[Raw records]
+++++

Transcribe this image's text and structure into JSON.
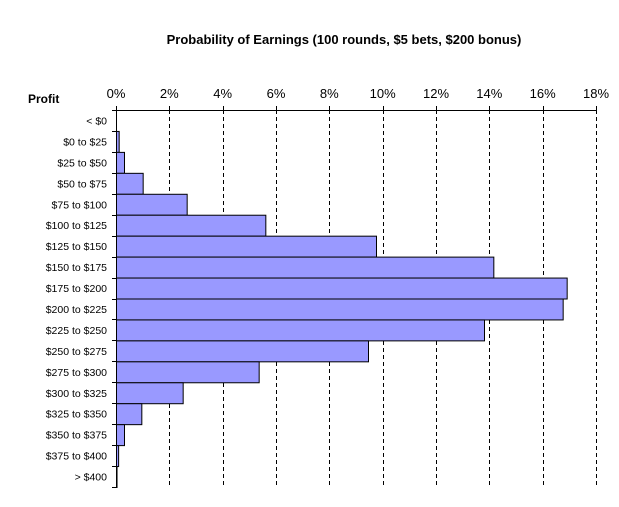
{
  "chart_data": {
    "type": "bar",
    "orientation": "horizontal",
    "title": "Probability of Earnings (100 rounds, $5 bets, $200 bonus)",
    "ylabel": "Profit",
    "xlabel": "",
    "x_axis_position": "top",
    "xlim": [
      0,
      18
    ],
    "x_tick_values": [
      0,
      2,
      4,
      6,
      8,
      10,
      12,
      14,
      16,
      18
    ],
    "x_tick_labels": [
      "0%",
      "2%",
      "4%",
      "6%",
      "8%",
      "10%",
      "12%",
      "14%",
      "16%",
      "18%"
    ],
    "grid": "vertical dashed",
    "legend": "none",
    "bar_color": "#9999ff",
    "categories": [
      "< $0",
      "$0 to $25",
      "$25 to $50",
      "$50 to $75",
      "$75 to $100",
      "$100 to $125",
      "$125 to $150",
      "$150 to $175",
      "$175 to $200",
      "$200 to $225",
      "$225 to $250",
      "$250 to $275",
      "$275 to $300",
      "$300 to $325",
      "$325 to $350",
      "$350 to $375",
      "$375 to $400",
      "> $400"
    ],
    "values": [
      0.0,
      0.1,
      0.3,
      1.0,
      2.65,
      5.6,
      9.75,
      14.15,
      16.9,
      16.75,
      13.8,
      9.45,
      5.35,
      2.5,
      0.95,
      0.3,
      0.08,
      0.02
    ]
  }
}
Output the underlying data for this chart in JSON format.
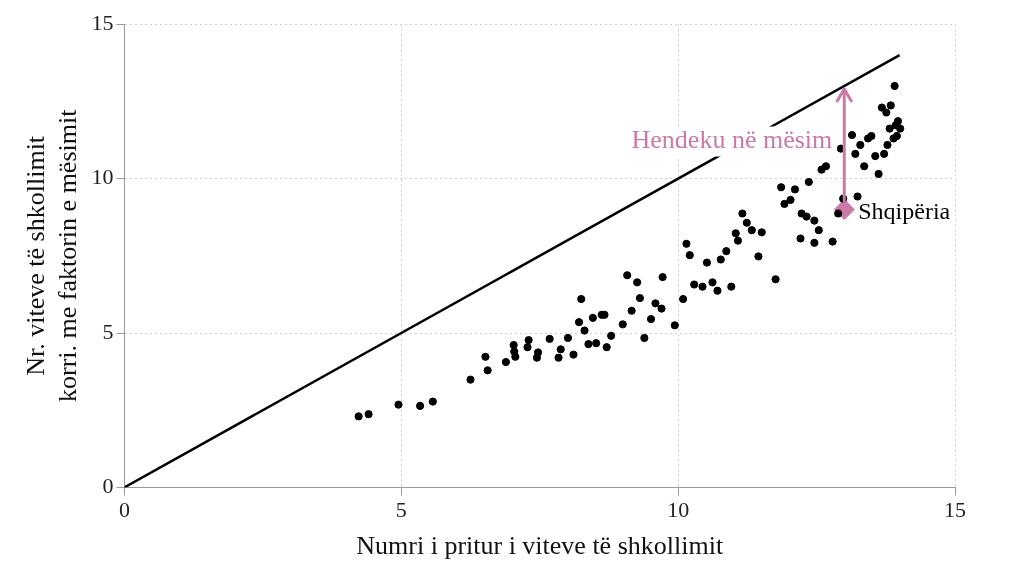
{
  "chart_data": {
    "type": "scatter",
    "xlabel": "Numri i pritur i viteve të shkollimit",
    "ylabel": "Nr. viteve të shkollimit\nkorri. me faktorin e mësimit",
    "xlim": [
      0,
      15
    ],
    "ylim": [
      0,
      15
    ],
    "xticks": [
      0,
      5,
      10,
      15
    ],
    "yticks": [
      0,
      5,
      10,
      15
    ],
    "grid": true,
    "legend": false,
    "annotations": [
      {
        "text": "Hendeku në mësim",
        "x": 13,
        "y": 11.2
      }
    ],
    "series": [
      {
        "type": "line",
        "color": "#000000",
        "marker": "none",
        "x": [
          0,
          14
        ],
        "values": [
          0,
          14
        ]
      },
      {
        "color": "#000000",
        "marker": "circle",
        "x": [
          4.23,
          4.41,
          4.95,
          5.34,
          5.57,
          6.25,
          6.52,
          6.56,
          6.89,
          7.03,
          7.04,
          7.06,
          7.28,
          7.3,
          7.45,
          7.47,
          7.68,
          7.84,
          7.88,
          8.01,
          8.11,
          8.21,
          8.25,
          8.31,
          8.38,
          8.46,
          8.52,
          8.62,
          8.67,
          8.71,
          8.79,
          9.0,
          9.08,
          9.16,
          9.26,
          9.31,
          9.39,
          9.51,
          9.59,
          9.7,
          9.72,
          9.94,
          10.09,
          10.15,
          10.21,
          10.29,
          10.44,
          10.52,
          10.62,
          10.71,
          10.77,
          10.87,
          10.96,
          11.04,
          11.08,
          11.16,
          11.24,
          11.33,
          11.45,
          11.51,
          11.76,
          11.86,
          11.92,
          12.03,
          12.11,
          12.21,
          12.23,
          12.32,
          12.36,
          12.46,
          12.46,
          12.54,
          12.59,
          12.67,
          12.79,
          12.89,
          12.94,
          12.98,
          13.14,
          13.2,
          13.24,
          13.29,
          13.36,
          13.43,
          13.49,
          13.56,
          13.62,
          13.68,
          13.72,
          13.78,
          13.76,
          13.82,
          13.89,
          13.93,
          13.95,
          13.84,
          13.97,
          14.01,
          13.91
        ],
        "values": [
          2.3,
          2.37,
          2.68,
          2.64,
          2.78,
          3.49,
          4.23,
          3.79,
          4.06,
          4.61,
          4.4,
          4.23,
          4.54,
          4.77,
          4.2,
          4.37,
          4.81,
          4.2,
          4.47,
          4.84,
          4.3,
          5.35,
          6.1,
          5.08,
          4.64,
          5.49,
          4.67,
          5.59,
          5.59,
          4.54,
          4.91,
          5.28,
          6.87,
          5.72,
          6.64,
          6.13,
          4.84,
          5.45,
          5.96,
          5.79,
          6.81,
          5.25,
          6.1,
          7.89,
          7.52,
          6.57,
          6.5,
          7.28,
          6.64,
          6.37,
          7.38,
          7.65,
          6.5,
          8.23,
          7.99,
          8.87,
          8.57,
          8.33,
          7.48,
          8.26,
          6.74,
          9.72,
          9.18,
          9.31,
          9.65,
          8.06,
          8.87,
          8.77,
          9.89,
          8.64,
          7.92,
          8.33,
          10.29,
          10.4,
          7.96,
          8.87,
          10.97,
          9.35,
          11.41,
          10.8,
          9.42,
          11.09,
          10.4,
          11.3,
          11.38,
          10.73,
          10.15,
          12.3,
          10.8,
          11.09,
          12.14,
          11.62,
          11.3,
          11.73,
          11.38,
          12.37,
          11.86,
          11.62,
          13.0
        ]
      },
      {
        "name": "Shqipëria",
        "color": "#cc79a7",
        "marker": "diamond",
        "x": [
          13
        ],
        "values": [
          9
        ]
      }
    ]
  }
}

+++++

**What to do**. Copy out all of the material exactly as written, without its pictures.

**Result of the exercise**.
Transcribe this image's text and structure into JSON.
{
  "chart_data": {
    "type": "bar",
    "orientation": "horizontal",
    "title": "Probability of Earnings (100 rounds, $5 bets, $200 bonus)",
    "ylabel": "Profit",
    "xlabel": "",
    "x_axis_position": "top",
    "xlim": [
      0,
      18
    ],
    "x_tick_values": [
      0,
      2,
      4,
      6,
      8,
      10,
      12,
      14,
      16,
      18
    ],
    "x_tick_labels": [
      "0%",
      "2%",
      "4%",
      "6%",
      "8%",
      "10%",
      "12%",
      "14%",
      "16%",
      "18%"
    ],
    "grid": "vertical dashed",
    "legend": "none",
    "bar_color": "#9999ff",
    "categories": [
      "< $0",
      "$0 to $25",
      "$25 to $50",
      "$50 to $75",
      "$75 to $100",
      "$100 to $125",
      "$125 to $150",
      "$150 to $175",
      "$175 to $200",
      "$200 to $225",
      "$225 to $250",
      "$250 to $275",
      "$275 to $300",
      "$300 to $325",
      "$325 to $350",
      "$350 to $375",
      "$375 to $400",
      "> $400"
    ],
    "values": [
      0.0,
      0.1,
      0.3,
      1.0,
      2.65,
      5.6,
      9.75,
      14.15,
      16.9,
      16.75,
      13.8,
      9.45,
      5.35,
      2.5,
      0.95,
      0.3,
      0.08,
      0.02
    ]
  }
}
Output the underlying data for this chart in JSON format.
{
  "chart_data": {
    "type": "scatter",
    "xlabel": "Numri i pritur i viteve të shkollimit",
    "ylabel": "Nr. viteve të shkollimit\nkorri. me faktorin e mësimit",
    "xlim": [
      0,
      15
    ],
    "ylim": [
      0,
      15
    ],
    "xticks": [
      0,
      5,
      10,
      15
    ],
    "yticks": [
      0,
      5,
      10,
      15
    ],
    "grid": true,
    "legend": false,
    "annotations": [
      {
        "text": "Hendeku në mësim",
        "x": 13,
        "y": 11.2
      }
    ],
    "series": [
      {
        "type": "line",
        "color": "#000000",
        "marker": "none",
        "x": [
          0,
          14
        ],
        "values": [
          0,
          14
        ]
      },
      {
        "color": "#000000",
        "marker": "circle",
        "x": [
          4.23,
          4.41,
          4.95,
          5.34,
          5.57,
          6.25,
          6.52,
          6.56,
          6.89,
          7.03,
          7.04,
          7.06,
          7.28,
          7.3,
          7.45,
          7.47,
          7.68,
          7.84,
          7.88,
          8.01,
          8.11,
          8.21,
          8.25,
          8.31,
          8.38,
          8.46,
          8.52,
          8.62,
          8.67,
          8.71,
          8.79,
          9.0,
          9.08,
          9.16,
          9.26,
          9.31,
          9.39,
          9.51,
          9.59,
          9.7,
          9.72,
          9.94,
          10.09,
          10.15,
          10.21,
          10.29,
          10.44,
          10.52,
          10.62,
          10.71,
          10.77,
          10.87,
          10.96,
          11.04,
          11.08,
          11.16,
          11.24,
          11.33,
          11.45,
          11.51,
          11.76,
          11.86,
          11.92,
          12.03,
          12.11,
          12.21,
          12.23,
          12.32,
          12.36,
          12.46,
          12.46,
          12.54,
          12.59,
          12.67,
          12.79,
          12.89,
          12.94,
          12.98,
          13.14,
          13.2,
          13.24,
          13.29,
          13.36,
          13.43,
          13.49,
          13.56,
          13.62,
          13.68,
          13.72,
          13.78,
          13.76,
          13.82,
          13.89,
          13.93,
          13.95,
          13.84,
          13.97,
          14.01,
          13.91
        ],
        "values": [
          2.3,
          2.37,
          2.68,
          2.64,
          2.78,
          3.49,
          4.23,
          3.79,
          4.06,
          4.61,
          4.4,
          4.23,
          4.54,
          4.77,
          4.2,
          4.37,
          4.81,
          4.2,
          4.47,
          4.84,
          4.3,
          5.35,
          6.1,
          5.08,
          4.64,
          5.49,
          4.67,
          5.59,
          5.59,
          4.54,
          4.91,
          5.28,
          6.87,
          5.72,
          6.64,
          6.13,
          4.84,
          5.45,
          5.96,
          5.79,
          6.81,
          5.25,
          6.1,
          7.89,
          7.52,
          6.57,
          6.5,
          7.28,
          6.64,
          6.37,
          7.38,
          7.65,
          6.5,
          8.23,
          7.99,
          8.87,
          8.57,
          8.33,
          7.48,
          8.26,
          6.74,
          9.72,
          9.18,
          9.31,
          9.65,
          8.06,
          8.87,
          8.77,
          9.89,
          8.64,
          7.92,
          8.33,
          10.29,
          10.4,
          7.96,
          8.87,
          10.97,
          9.35,
          11.41,
          10.8,
          9.42,
          11.09,
          10.4,
          11.3,
          11.38,
          10.73,
          10.15,
          12.3,
          10.8,
          11.09,
          12.14,
          11.62,
          11.3,
          11.73,
          11.38,
          12.37,
          11.86,
          11.62,
          13.0
        ]
      },
      {
        "name": "Shqipëria",
        "color": "#cc79a7",
        "marker": "diamond",
        "x": [
          13
        ],
        "values": [
          9
        ]
      }
    ]
  }
}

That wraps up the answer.